* What this task involves:
Repeat the material below exactly, line for line.

(Recorded data)
━━━━

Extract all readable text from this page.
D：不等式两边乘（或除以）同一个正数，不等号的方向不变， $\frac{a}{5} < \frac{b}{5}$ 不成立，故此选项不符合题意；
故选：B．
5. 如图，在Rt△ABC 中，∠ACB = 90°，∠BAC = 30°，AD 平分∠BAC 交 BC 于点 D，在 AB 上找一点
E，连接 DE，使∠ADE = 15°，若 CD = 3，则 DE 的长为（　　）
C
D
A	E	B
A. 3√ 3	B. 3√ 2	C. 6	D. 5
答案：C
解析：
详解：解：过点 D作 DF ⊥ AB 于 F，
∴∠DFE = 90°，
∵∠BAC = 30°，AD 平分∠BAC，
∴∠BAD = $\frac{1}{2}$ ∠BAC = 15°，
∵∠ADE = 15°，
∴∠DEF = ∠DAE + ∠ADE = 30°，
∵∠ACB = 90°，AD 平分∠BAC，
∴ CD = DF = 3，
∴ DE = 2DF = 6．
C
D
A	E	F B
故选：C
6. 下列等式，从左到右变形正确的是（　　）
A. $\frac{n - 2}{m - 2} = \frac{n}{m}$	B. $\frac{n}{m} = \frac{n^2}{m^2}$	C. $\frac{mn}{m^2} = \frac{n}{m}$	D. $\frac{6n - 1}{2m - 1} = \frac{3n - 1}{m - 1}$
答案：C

━━━━

* Answer to this exercise:
Extract all readable text from this page.
D：不等式两边乘（或除以）同一个正数，不等号的方向不变， $\frac{a}{5} < \frac{b}{5}$ 不成立，故此选项不符合题意；
故选：B．
5. 如图，在Rt△ABC 中，∠ACB = 90°，∠BAC = 30°，AD 平分∠BAC 交 BC 于点 D，在 AB 上找一点
E，连接 DE，使∠ADE = 15°，若 CD = 3，则 DE 的长为（　　）
C
D
A	E	B
A. 3√ 3	B. 3√ 2	C. 6	D. 5
答案：C
解析：
详解：解：过点 D作 DF ⊥ AB 于 F，
∴∠DFE = 90°，
∵∠BAC = 30°，AD 平分∠BAC，
∴∠BAD = $\frac{1}{2}$ ∠BAC = 15°，
∵∠ADE = 15°，
∴∠DEF = ∠DAE + ∠ADE = 30°，
∵∠ACB = 90°，AD 平分∠BAC，
∴ CD = DF = 3，
∴ DE = 2DF = 6．
C
D
A	E	F B
故选：C
6. 下列等式，从左到右变形正确的是（　　）
A. $\frac{n - 2}{m - 2} = \frac{n}{m}$	B. $\frac{n}{m} = \frac{n^2}{m^2}$	C. $\frac{mn}{m^2} = \frac{n}{m}$	D. $\frac{6n - 1}{2m - 1} = \frac{3n - 1}{m - 1}$
答案：C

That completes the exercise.